:: RECORDS

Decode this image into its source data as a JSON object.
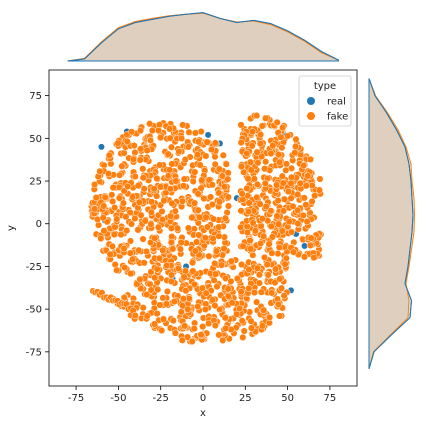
{
  "chart_data": {
    "type": "scatter",
    "title": "",
    "xlabel": "x",
    "ylabel": "y",
    "xlim": [
      -91,
      91
    ],
    "ylim": [
      -95,
      90
    ],
    "xticks": [
      -75,
      -50,
      -25,
      0,
      25,
      50,
      75
    ],
    "yticks": [
      -75,
      -50,
      -25,
      0,
      25,
      50,
      75
    ],
    "grid": false,
    "legend": {
      "title": "type",
      "placement": "top-right",
      "entries": [
        {
          "name": "real",
          "color": "#1f77b4"
        },
        {
          "name": "fake",
          "color": "#ff7f0e"
        }
      ]
    },
    "series": [
      {
        "name": "real",
        "color": "#1f77b4",
        "points": [
          [
            -60,
            45
          ],
          [
            -48,
            47
          ],
          [
            -45,
            54
          ],
          [
            3,
            52
          ],
          [
            -3,
            44
          ],
          [
            10,
            47
          ],
          [
            20,
            15
          ],
          [
            60,
            -13
          ],
          [
            55,
            -6
          ],
          [
            65,
            -11
          ],
          [
            -10,
            -25
          ],
          [
            -18,
            -32
          ],
          [
            52,
            -39
          ],
          [
            -58,
            2
          ],
          [
            48,
            52
          ]
        ]
      },
      {
        "name": "fake",
        "color": "#ff7f0e",
        "regions": [
          {
            "center": [
              -25,
              10
            ],
            "extent": "left cluster, x -68 to 25, y -40 to 62"
          },
          {
            "center": [
              35,
              5
            ],
            "extent": "right arc, x 10 to 70, y -50 to 65"
          },
          {
            "center": [
              5,
              -50
            ],
            "extent": "bottom arc, x -65 to 45, y -70 to -20"
          }
        ]
      }
    ],
    "marginal_x": {
      "type": "kde",
      "x": [
        -80,
        -70,
        -60,
        -50,
        -40,
        -30,
        -20,
        -10,
        0,
        10,
        20,
        30,
        40,
        50,
        60,
        70,
        80
      ],
      "real": [
        0.0,
        0.04,
        0.35,
        0.62,
        0.74,
        0.8,
        0.86,
        0.9,
        0.93,
        0.82,
        0.74,
        0.78,
        0.72,
        0.58,
        0.4,
        0.18,
        0.02
      ],
      "fake": [
        0.0,
        0.05,
        0.37,
        0.64,
        0.76,
        0.82,
        0.87,
        0.9,
        0.92,
        0.82,
        0.75,
        0.77,
        0.7,
        0.56,
        0.38,
        0.16,
        0.02
      ]
    },
    "marginal_y": {
      "type": "kde",
      "y": [
        -85,
        -75,
        -65,
        -55,
        -45,
        -35,
        -25,
        -15,
        -5,
        5,
        15,
        25,
        35,
        45,
        55,
        65,
        75,
        85
      ],
      "real": [
        0.0,
        0.1,
        0.45,
        0.82,
        0.85,
        0.72,
        0.78,
        0.82,
        0.86,
        0.88,
        0.86,
        0.84,
        0.8,
        0.72,
        0.55,
        0.35,
        0.12,
        0.0
      ],
      "fake": [
        0.0,
        0.09,
        0.43,
        0.78,
        0.8,
        0.74,
        0.8,
        0.85,
        0.9,
        0.91,
        0.9,
        0.86,
        0.84,
        0.74,
        0.58,
        0.37,
        0.13,
        0.0
      ]
    }
  }
}
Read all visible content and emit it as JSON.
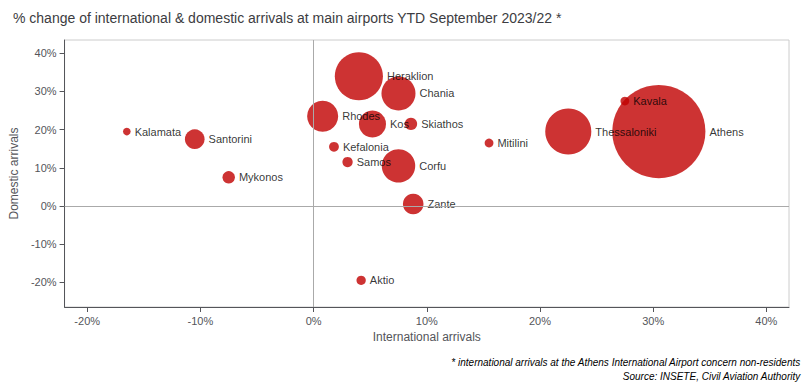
{
  "chart_data": {
    "type": "scatter",
    "title": "% change of international & domestic arrivals at main airports YTD September 2023/22 *",
    "xlabel": "International arrivals",
    "ylabel": "Domestic arrivals",
    "annotations": [
      "* international arrivals at the Athens International Airport concern non-residents",
      "Source: INSETE, Civil Aviation Authority"
    ],
    "labels": [
      "Kalamata",
      "Santorini",
      "Mykonos",
      "Rhodes",
      "Heraklion",
      "Kos",
      "Kefalonia",
      "Samos",
      "Chania",
      "Skiathos",
      "Corfu",
      "Zante",
      "Aktio",
      "Mitilini",
      "Kavala",
      "Thessaloniki",
      "Athens"
    ],
    "x": [
      -0.165,
      -0.105,
      -0.075,
      0.008,
      0.04,
      0.052,
      0.018,
      0.03,
      0.075,
      0.086,
      0.075,
      0.088,
      0.042,
      0.155,
      0.275,
      0.225,
      0.305
    ],
    "values": [
      0.195,
      0.175,
      0.075,
      0.235,
      0.34,
      0.215,
      0.155,
      0.115,
      0.295,
      0.215,
      0.105,
      0.005,
      -0.195,
      0.165,
      0.275,
      0.195,
      0.195
    ],
    "sizes": [
      30,
      200,
      80,
      500,
      1200,
      380,
      50,
      55,
      600,
      80,
      580,
      220,
      45,
      40,
      40,
      1100,
      4500
    ],
    "color": "#c00000",
    "xlim": [
      -0.22,
      0.42
    ],
    "ylim": [
      -0.265,
      0.435
    ],
    "xticks": [
      {
        "value": -0.2,
        "label": "-20%"
      },
      {
        "value": -0.1,
        "label": "-10%"
      },
      {
        "value": 0,
        "label": "0%"
      },
      {
        "value": 0.1,
        "label": "10%"
      },
      {
        "value": 0.2,
        "label": "20%"
      },
      {
        "value": 0.3,
        "label": "30%"
      },
      {
        "value": 0.4,
        "label": "40%"
      }
    ],
    "yticks": [
      {
        "value": -0.2,
        "label": "-20%"
      },
      {
        "value": -0.1,
        "label": "-10%"
      },
      {
        "value": 0,
        "label": "0%"
      },
      {
        "value": 0.1,
        "label": "10%"
      },
      {
        "value": 0.2,
        "label": "20%"
      },
      {
        "value": 0.3,
        "label": "30%"
      },
      {
        "value": 0.4,
        "label": "40%"
      }
    ],
    "grid": false
  }
}
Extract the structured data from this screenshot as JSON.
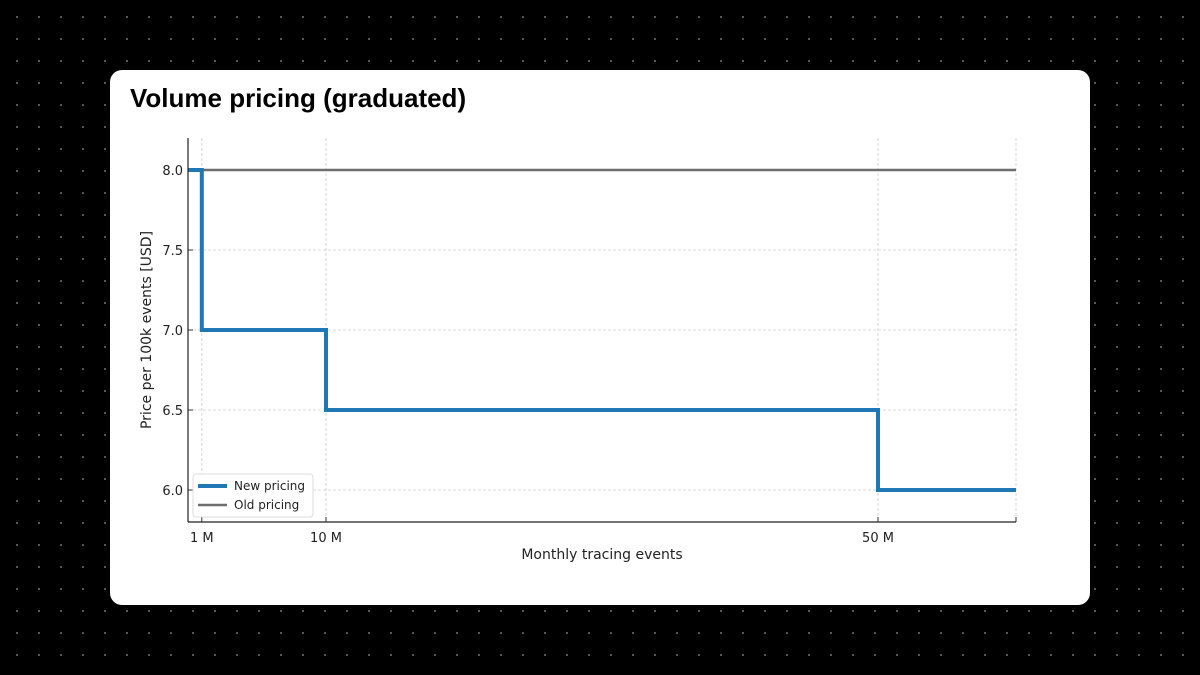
{
  "title": "Volume pricing (graduated)",
  "chart_data": {
    "type": "line",
    "step": "post",
    "xlabel": "Monthly tracing events",
    "ylabel": "Price per 100k events [USD]",
    "xlim": [
      0,
      60
    ],
    "ylim": [
      5.8,
      8.2
    ],
    "x_ticks": [
      {
        "value": 1,
        "label": "1 M"
      },
      {
        "value": 10,
        "label": "10 M"
      },
      {
        "value": 50,
        "label": "50 M"
      },
      {
        "value": 60,
        "label": ""
      }
    ],
    "y_ticks": [
      {
        "value": 6.0,
        "label": "6.0"
      },
      {
        "value": 6.5,
        "label": "6.5"
      },
      {
        "value": 7.0,
        "label": "7.0"
      },
      {
        "value": 7.5,
        "label": "7.5"
      },
      {
        "value": 8.0,
        "label": "8.0"
      }
    ],
    "grid": true,
    "legend_position": "bottom-left",
    "series": [
      {
        "name": "New pricing",
        "color": "#1f77b4",
        "x": [
          0,
          1,
          10,
          50,
          60
        ],
        "y": [
          8.0,
          7.0,
          6.5,
          6.0,
          6.0
        ]
      },
      {
        "name": "Old pricing",
        "color": "#6e6e6e",
        "x": [
          0,
          60
        ],
        "y": [
          8.0,
          8.0
        ]
      }
    ]
  }
}
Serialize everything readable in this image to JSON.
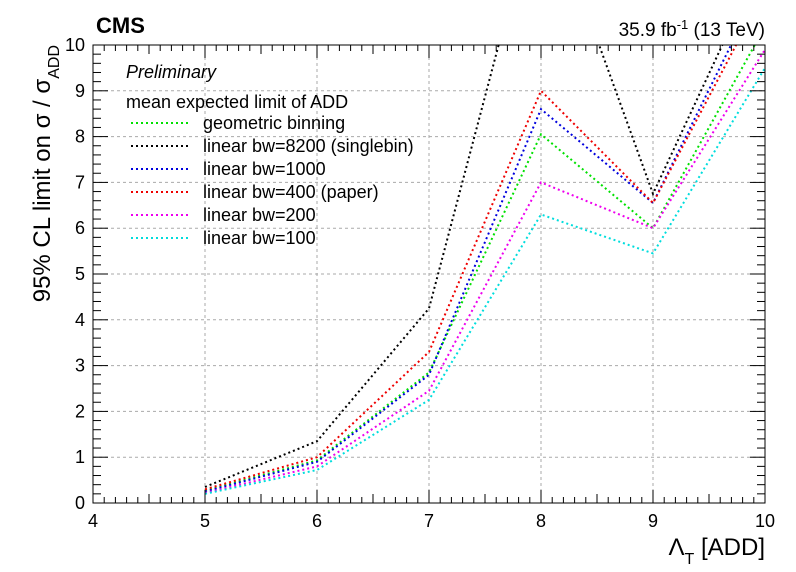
{
  "header": {
    "experiment": "CMS",
    "lumi_main": "35.9 fb",
    "lumi_exp": "-1",
    "lumi_rest": " (13 TeV)"
  },
  "chart_data": {
    "type": "line",
    "preliminary": "Preliminary",
    "legend_title": "mean expected limit of ADD",
    "legend_placement": "top-left",
    "ylabel_main": "95% CL limit on σ / σ",
    "ylabel_sub": "ADD",
    "xlabel_main": "Λ",
    "xlabel_sub": "T",
    "xlabel_rest": " [ADD]",
    "xlim": [
      4,
      10
    ],
    "ylim": [
      0,
      10
    ],
    "x_ticks": [
      4,
      5,
      6,
      7,
      8,
      9,
      10
    ],
    "y_ticks": [
      0,
      1,
      2,
      3,
      4,
      5,
      6,
      7,
      8,
      9,
      10
    ],
    "grid": true,
    "line_style": "dotted",
    "series": [
      {
        "name": "geometric binning",
        "color": "#00e000",
        "x": [
          5,
          6,
          7,
          8,
          9,
          10
        ],
        "y": [
          0.27,
          0.93,
          2.85,
          8.05,
          6.0,
          10.4
        ]
      },
      {
        "name": "linear bw=8200 (singlebin)",
        "color": "#000000",
        "x": [
          5,
          6,
          7,
          8,
          9,
          10
        ],
        "y": [
          0.35,
          1.35,
          4.25,
          13.5,
          6.75,
          12.0
        ]
      },
      {
        "name": "linear bw=1000",
        "color": "#0000dd",
        "x": [
          5,
          6,
          7,
          8,
          9,
          10
        ],
        "y": [
          0.25,
          0.9,
          2.8,
          8.6,
          6.55,
          11.5
        ]
      },
      {
        "name": "linear bw=400 (paper)",
        "color": "#ee0000",
        "x": [
          5,
          6,
          7,
          8,
          9,
          10
        ],
        "y": [
          0.3,
          1.0,
          3.3,
          9.0,
          6.55,
          11.2
        ]
      },
      {
        "name": "linear bw=200",
        "color": "#ee00ee",
        "x": [
          5,
          6,
          7,
          8,
          9,
          10
        ],
        "y": [
          0.22,
          0.8,
          2.45,
          7.0,
          6.0,
          9.9
        ]
      },
      {
        "name": "linear bw=100",
        "color": "#00dddd",
        "x": [
          5,
          6,
          7,
          8,
          9,
          10
        ],
        "y": [
          0.2,
          0.72,
          2.25,
          6.3,
          5.45,
          9.5
        ]
      }
    ]
  }
}
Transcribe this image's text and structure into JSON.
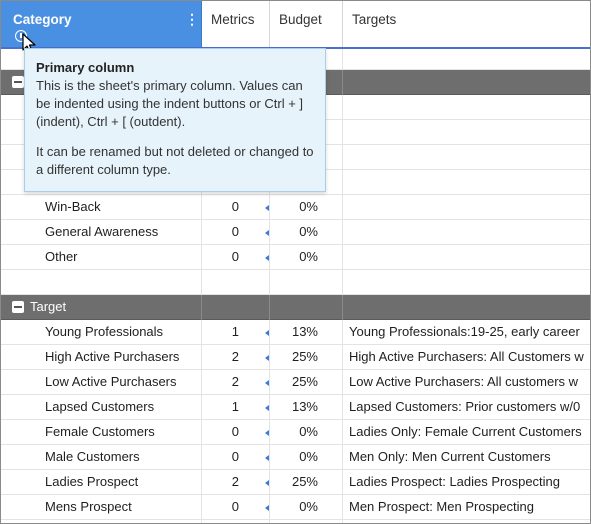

::::

[DESCRIPTION OF THE TASK] Using the records above, say how many lines include the string "bottom". Only the number is wanted.

[FINISHED ANSWER] 2